#### Exercise brief:
Scan the data below for the string "xlabel". Show every line where it turns up.
-- start Material for this task --
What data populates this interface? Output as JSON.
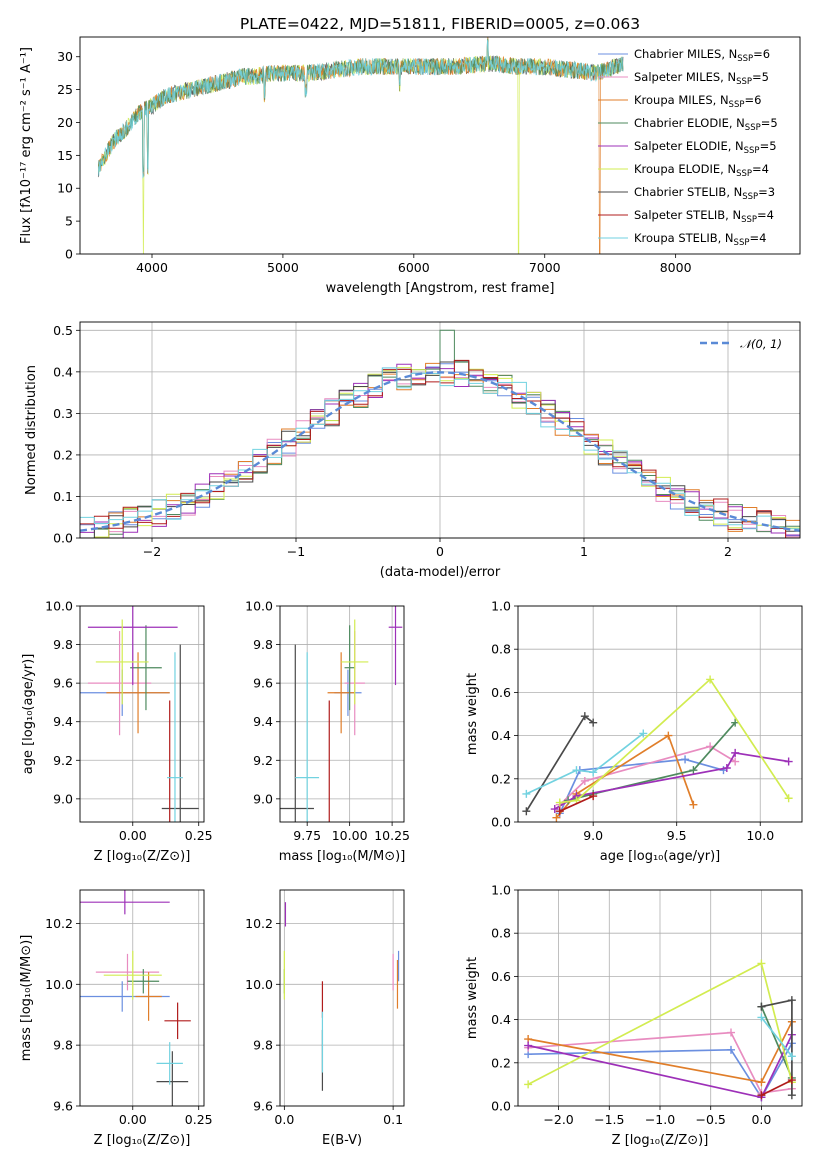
{
  "title": "PLATE=0422, MJD=51811, FIBERID=0005, z=0.063",
  "colors": {
    "Chabrier MILES": "#6b8fe0",
    "Salpeter MILES": "#e88cc0",
    "Kroupa MILES": "#e07e2a",
    "Chabrier ELODIE": "#4e8a5e",
    "Salpeter ELODIE": "#9d30b8",
    "Kroupa ELODIE": "#d2ec50",
    "Chabrier STELIB": "#4a4a4a",
    "Salpeter STELIB": "#b01c1c",
    "Kroupa STELIB": "#72d2e0"
  },
  "chart_data": [
    {
      "id": "spectrum",
      "type": "line",
      "xlabel": "wavelength [Angstrom, rest frame]",
      "ylabel": "Flux [fλ10⁻¹⁷ erg cm⁻² s⁻¹ A⁻¹]",
      "xlim": [
        3450,
        8950
      ],
      "ylim": [
        0,
        33
      ],
      "xticks": [
        4000,
        5000,
        6000,
        7000,
        8000
      ],
      "yticks": [
        0,
        5,
        10,
        15,
        20,
        25,
        30
      ],
      "grid": false,
      "legend_position": "lower-right",
      "legend": [
        {
          "name": "Chabrier MILES",
          "n": "6"
        },
        {
          "name": "Salpeter MILES",
          "n": "5"
        },
        {
          "name": "Kroupa MILES",
          "n": "6"
        },
        {
          "name": "Chabrier ELODIE",
          "n": "5"
        },
        {
          "name": "Salpeter ELODIE",
          "n": "5"
        },
        {
          "name": "Kroupa ELODIE",
          "n": "4"
        },
        {
          "name": "Chabrier STELIB",
          "n": "3"
        },
        {
          "name": "Salpeter STELIB",
          "n": "4"
        },
        {
          "name": "Kroupa STELIB",
          "n": "4"
        }
      ],
      "legend_suffix": "N",
      "legend_sub": "SSP",
      "continuum": {
        "x": [
          3590,
          3700,
          3800,
          3900,
          4000,
          4100,
          4200,
          4300,
          4400,
          4500,
          4600,
          4700,
          4800,
          4900,
          5000,
          5200,
          5400,
          5600,
          5800,
          6000,
          6300,
          6600,
          6800,
          7000,
          7200,
          7400,
          7600
        ],
        "y": [
          13,
          17,
          19,
          21.5,
          22.5,
          24,
          24.5,
          25,
          25.5,
          26,
          26.5,
          27,
          27,
          27.5,
          27.5,
          27.5,
          28,
          28.5,
          28.5,
          28.5,
          28.5,
          29,
          28.5,
          28.5,
          28,
          27.5,
          29
        ]
      }
    },
    {
      "id": "residuals",
      "type": "step",
      "xlabel": "(data-model)/error",
      "ylabel": "Normed distribution",
      "xlim": [
        -2.5,
        2.5
      ],
      "ylim": [
        0,
        0.52
      ],
      "xticks": [
        -2,
        -1,
        0,
        1,
        2
      ],
      "yticks": [
        0.0,
        0.1,
        0.2,
        0.3,
        0.4,
        0.5
      ],
      "grid": true,
      "legend_position": "top-right",
      "legend": "𝒩(0, 1)",
      "bin_width": 0.1,
      "peak_value": 0.5
    },
    {
      "id": "age_vs_Z",
      "type": "scatter",
      "xlabel": "Z [log₁₀(Z/Z⊙)]",
      "ylabel": "age  [log₁₀(age/yr)]",
      "xlim": [
        -0.2,
        0.27
      ],
      "ylim": [
        8.88,
        10.0
      ],
      "xticks": [
        -0.0,
        0.25
      ],
      "xticklabels": [
        "0.00",
        "0.25"
      ],
      "yticks": [
        9.0,
        9.2,
        9.4,
        9.6,
        9.8,
        10.0
      ],
      "grid": true,
      "points": [
        {
          "model": "Chabrier MILES",
          "x": -0.04,
          "xerr": 0.18,
          "y": 9.55,
          "yerr": 0.12
        },
        {
          "model": "Salpeter MILES",
          "x": -0.05,
          "xerr": 0.12,
          "y": 9.6,
          "yerr": 0.27
        },
        {
          "model": "Kroupa MILES",
          "x": 0.02,
          "xerr": 0.12,
          "y": 9.55,
          "yerr": 0.21
        },
        {
          "model": "Chabrier ELODIE",
          "x": 0.05,
          "xerr": 0.06,
          "y": 9.68,
          "yerr": 0.22
        },
        {
          "model": "Salpeter ELODIE",
          "x": 0.0,
          "xerr": 0.17,
          "y": 9.89,
          "yerr": 0.3
        },
        {
          "model": "Kroupa ELODIE",
          "x": -0.04,
          "xerr": 0.1,
          "y": 9.71,
          "yerr": 0.22
        },
        {
          "model": "Chabrier STELIB",
          "x": 0.18,
          "xerr": 0.07,
          "y": 8.95,
          "yerr": 0.85
        },
        {
          "model": "Salpeter STELIB",
          "x": 0.14,
          "xerr": 0.0,
          "y": 9.11,
          "yerr": 0.4
        },
        {
          "model": "Kroupa STELIB",
          "x": 0.16,
          "xerr": 0.03,
          "y": 9.11,
          "yerr": 0.65
        }
      ]
    },
    {
      "id": "age_vs_mass",
      "type": "scatter",
      "xlabel": "mass [log₁₀(M/M⊙)]",
      "ylabel": "",
      "xlim": [
        9.59,
        10.32
      ],
      "ylim": [
        8.88,
        10.0
      ],
      "xticks": [
        9.75,
        10.0,
        10.25
      ],
      "xticklabels": [
        "9.75",
        "10.00",
        "10.25"
      ],
      "yticks": [
        9.0,
        9.2,
        9.4,
        9.6,
        9.8,
        10.0
      ],
      "grid": true,
      "points": [
        {
          "model": "Chabrier MILES",
          "x": 9.99,
          "xerr": 0.08,
          "y": 9.55,
          "yerr": 0.12
        },
        {
          "model": "Salpeter MILES",
          "x": 10.03,
          "xerr": 0.06,
          "y": 9.6,
          "yerr": 0.27
        },
        {
          "model": "Kroupa MILES",
          "x": 9.95,
          "xerr": 0.08,
          "y": 9.55,
          "yerr": 0.21
        },
        {
          "model": "Chabrier ELODIE",
          "x": 10.0,
          "xerr": 0.03,
          "y": 9.68,
          "yerr": 0.22
        },
        {
          "model": "Salpeter ELODIE",
          "x": 10.27,
          "xerr": 0.04,
          "y": 9.89,
          "yerr": 0.3
        },
        {
          "model": "Kroupa ELODIE",
          "x": 10.03,
          "xerr": 0.08,
          "y": 9.71,
          "yerr": 0.22
        },
        {
          "model": "Chabrier STELIB",
          "x": 9.68,
          "xerr": 0.11,
          "y": 8.95,
          "yerr": 0.85
        },
        {
          "model": "Salpeter STELIB",
          "x": 9.88,
          "xerr": 0.0,
          "y": 9.11,
          "yerr": 0.4
        },
        {
          "model": "Kroupa STELIB",
          "x": 9.75,
          "xerr": 0.07,
          "y": 9.11,
          "yerr": 0.65
        }
      ]
    },
    {
      "id": "weight_vs_age",
      "type": "line",
      "xlabel": "age  [log₁₀(age/yr)]",
      "ylabel": "mass weight",
      "xlim": [
        8.55,
        10.25
      ],
      "ylim": [
        0,
        1
      ],
      "xticks": [
        9.0,
        9.5,
        10.0
      ],
      "xticklabels": [
        "9.0",
        "9.5",
        "10.0"
      ],
      "yticks": [
        0.0,
        0.2,
        0.4,
        0.6,
        0.8,
        1.0
      ],
      "grid": true,
      "series": [
        {
          "model": "Chabrier MILES",
          "x": [
            8.8,
            8.92,
            9.55,
            9.78
          ],
          "y": [
            0.04,
            0.24,
            0.29,
            0.24
          ]
        },
        {
          "model": "Salpeter MILES",
          "x": [
            8.8,
            8.95,
            9.7,
            9.85
          ],
          "y": [
            0.08,
            0.19,
            0.35,
            0.28
          ]
        },
        {
          "model": "Kroupa MILES",
          "x": [
            8.78,
            8.9,
            9.45,
            9.6
          ],
          "y": [
            0.02,
            0.13,
            0.4,
            0.08
          ]
        },
        {
          "model": "Chabrier ELODIE",
          "x": [
            8.85,
            9.0,
            9.6,
            9.85
          ],
          "y": [
            0.1,
            0.13,
            0.24,
            0.46
          ]
        },
        {
          "model": "Salpeter ELODIE",
          "x": [
            8.77,
            8.9,
            9.8,
            9.85,
            10.17
          ],
          "y": [
            0.06,
            0.12,
            0.25,
            0.32,
            0.28
          ]
        },
        {
          "model": "Kroupa ELODIE",
          "x": [
            8.8,
            8.9,
            9.7,
            10.17
          ],
          "y": [
            0.09,
            0.1,
            0.66,
            0.11
          ]
        },
        {
          "model": "Chabrier STELIB",
          "x": [
            8.6,
            8.95,
            9.0
          ],
          "y": [
            0.05,
            0.49,
            0.46
          ]
        },
        {
          "model": "Salpeter STELIB",
          "x": [
            8.8,
            9.0
          ],
          "y": [
            0.05,
            0.12
          ]
        },
        {
          "model": "Kroupa STELIB",
          "x": [
            8.6,
            8.9,
            9.0,
            9.3
          ],
          "y": [
            0.13,
            0.24,
            0.23,
            0.41
          ]
        }
      ]
    },
    {
      "id": "mass_vs_Z",
      "type": "scatter",
      "xlabel": "Z [log₁₀(Z/Z⊙)]",
      "ylabel": "mass [log₁₀(M/M⊙)]",
      "xlim": [
        -0.2,
        0.27
      ],
      "ylim": [
        9.6,
        10.31
      ],
      "xticks": [
        0.0,
        0.25
      ],
      "xticklabels": [
        "0.00",
        "0.25"
      ],
      "yticks": [
        9.6,
        9.8,
        10.0,
        10.2
      ],
      "grid": true,
      "points": [
        {
          "model": "Chabrier MILES",
          "x": -0.04,
          "xerr": 0.18,
          "y": 9.96,
          "yerr": 0.05
        },
        {
          "model": "Salpeter MILES",
          "x": -0.02,
          "xerr": 0.12,
          "y": 10.04,
          "yerr": 0.06
        },
        {
          "model": "Kroupa MILES",
          "x": 0.06,
          "xerr": 0.05,
          "y": 9.96,
          "yerr": 0.08
        },
        {
          "model": "Chabrier ELODIE",
          "x": 0.04,
          "xerr": 0.06,
          "y": 10.01,
          "yerr": 0.04
        },
        {
          "model": "Salpeter ELODIE",
          "x": -0.03,
          "xerr": 0.17,
          "y": 10.27,
          "yerr": 0.04
        },
        {
          "model": "Kroupa ELODIE",
          "x": 0.0,
          "xerr": 0.11,
          "y": 10.03,
          "yerr": 0.08
        },
        {
          "model": "Chabrier STELIB",
          "x": 0.15,
          "xerr": 0.06,
          "y": 9.68,
          "yerr": 0.1
        },
        {
          "model": "Salpeter STELIB",
          "x": 0.17,
          "xerr": 0.05,
          "y": 9.88,
          "yerr": 0.06
        },
        {
          "model": "Kroupa STELIB",
          "x": 0.14,
          "xerr": 0.05,
          "y": 9.74,
          "yerr": 0.07
        }
      ]
    },
    {
      "id": "mass_vs_EBV",
      "type": "scatter",
      "xlabel": "E(B-V)",
      "ylabel": "",
      "xlim": [
        -0.004,
        0.11
      ],
      "ylim": [
        9.6,
        10.31
      ],
      "xticks": [
        0.0,
        0.1
      ],
      "xticklabels": [
        "0.0",
        "0.1"
      ],
      "yticks": [
        9.6,
        9.8,
        10.0,
        10.2
      ],
      "grid": true,
      "points": [
        {
          "model": "Chabrier MILES",
          "x": 0.105,
          "xerr": 0,
          "y": 10.06,
          "yerr": 0.05
        },
        {
          "model": "Salpeter MILES",
          "x": 0.1,
          "xerr": 0,
          "y": 10.04,
          "yerr": 0.06
        },
        {
          "model": "Kroupa MILES",
          "x": 0.104,
          "xerr": 0,
          "y": 10.0,
          "yerr": 0.08
        },
        {
          "model": "Chabrier ELODIE",
          "x": 0.0,
          "xerr": 0,
          "y": 10.01,
          "yerr": 0.04
        },
        {
          "model": "Salpeter ELODIE",
          "x": 0.001,
          "xerr": 0,
          "y": 10.23,
          "yerr": 0.04
        },
        {
          "model": "Kroupa ELODIE",
          "x": 0.0,
          "xerr": 0,
          "y": 10.03,
          "yerr": 0.08
        },
        {
          "model": "Chabrier STELIB",
          "x": 0.035,
          "xerr": 0,
          "y": 9.75,
          "yerr": 0.1
        },
        {
          "model": "Salpeter STELIB",
          "x": 0.035,
          "xerr": 0,
          "y": 9.95,
          "yerr": 0.06
        },
        {
          "model": "Kroupa STELIB",
          "x": 0.035,
          "xerr": 0,
          "y": 9.81,
          "yerr": 0.1
        }
      ]
    },
    {
      "id": "weight_vs_Z",
      "type": "line",
      "xlabel": "Z [log₁₀(Z/Z⊙)]",
      "ylabel": "mass weight",
      "xlim": [
        -2.4,
        0.4
      ],
      "ylim": [
        0,
        1
      ],
      "xticks": [
        -2.0,
        -1.5,
        -1.0,
        -0.5,
        0.0
      ],
      "xticklabels": [
        "−2.0",
        "−1.5",
        "−1.0",
        "−0.5",
        "0.0"
      ],
      "yticks": [
        0.0,
        0.2,
        0.4,
        0.6,
        0.8,
        1.0
      ],
      "grid": true,
      "series": [
        {
          "model": "Chabrier MILES",
          "x": [
            -2.3,
            -0.3,
            0.0,
            0.3
          ],
          "y": [
            0.24,
            0.26,
            0.04,
            0.29
          ]
        },
        {
          "model": "Salpeter MILES",
          "x": [
            -2.3,
            -0.3,
            0.0,
            0.3
          ],
          "y": [
            0.27,
            0.34,
            0.06,
            0.08
          ]
        },
        {
          "model": "Kroupa MILES",
          "x": [
            -2.3,
            0.0,
            0.3
          ],
          "y": [
            0.31,
            0.11,
            0.39
          ]
        },
        {
          "model": "Chabrier ELODIE",
          "x": [
            0.0,
            0.3
          ],
          "y": [
            0.46,
            0.13
          ]
        },
        {
          "model": "Salpeter ELODIE",
          "x": [
            -2.3,
            0.0,
            0.3
          ],
          "y": [
            0.28,
            0.04,
            0.33
          ]
        },
        {
          "model": "Kroupa ELODIE",
          "x": [
            -2.3,
            0.0,
            0.3
          ],
          "y": [
            0.1,
            0.66,
            0.11
          ]
        },
        {
          "model": "Chabrier STELIB",
          "x": [
            0.0,
            0.3,
            0.3
          ],
          "y": [
            0.46,
            0.49,
            0.05
          ]
        },
        {
          "model": "Salpeter STELIB",
          "x": [
            0.0,
            0.3
          ],
          "y": [
            0.05,
            0.12
          ]
        },
        {
          "model": "Kroupa STELIB",
          "x": [
            0.0,
            0.3
          ],
          "y": [
            0.41,
            0.23
          ]
        }
      ]
    }
  ]
}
-- end Material for this task --
#### Written response:
      "xlabel": "wavelength [Angstrom, rest frame]",
      "xlabel": "(data-model)/error",
      "xlabel": "Z [log₁₀(Z/Z⊙)]",
      "xlabel": "mass [log₁₀(M/M⊙)]",
      "xlabel": "age  [log₁₀(age/yr)]",
      "xlabel": "Z [log₁₀(Z/Z⊙)]",
      "xlabel": "E(B-V)",
      "xlabel": "Z [log₁₀(Z/Z⊙)]",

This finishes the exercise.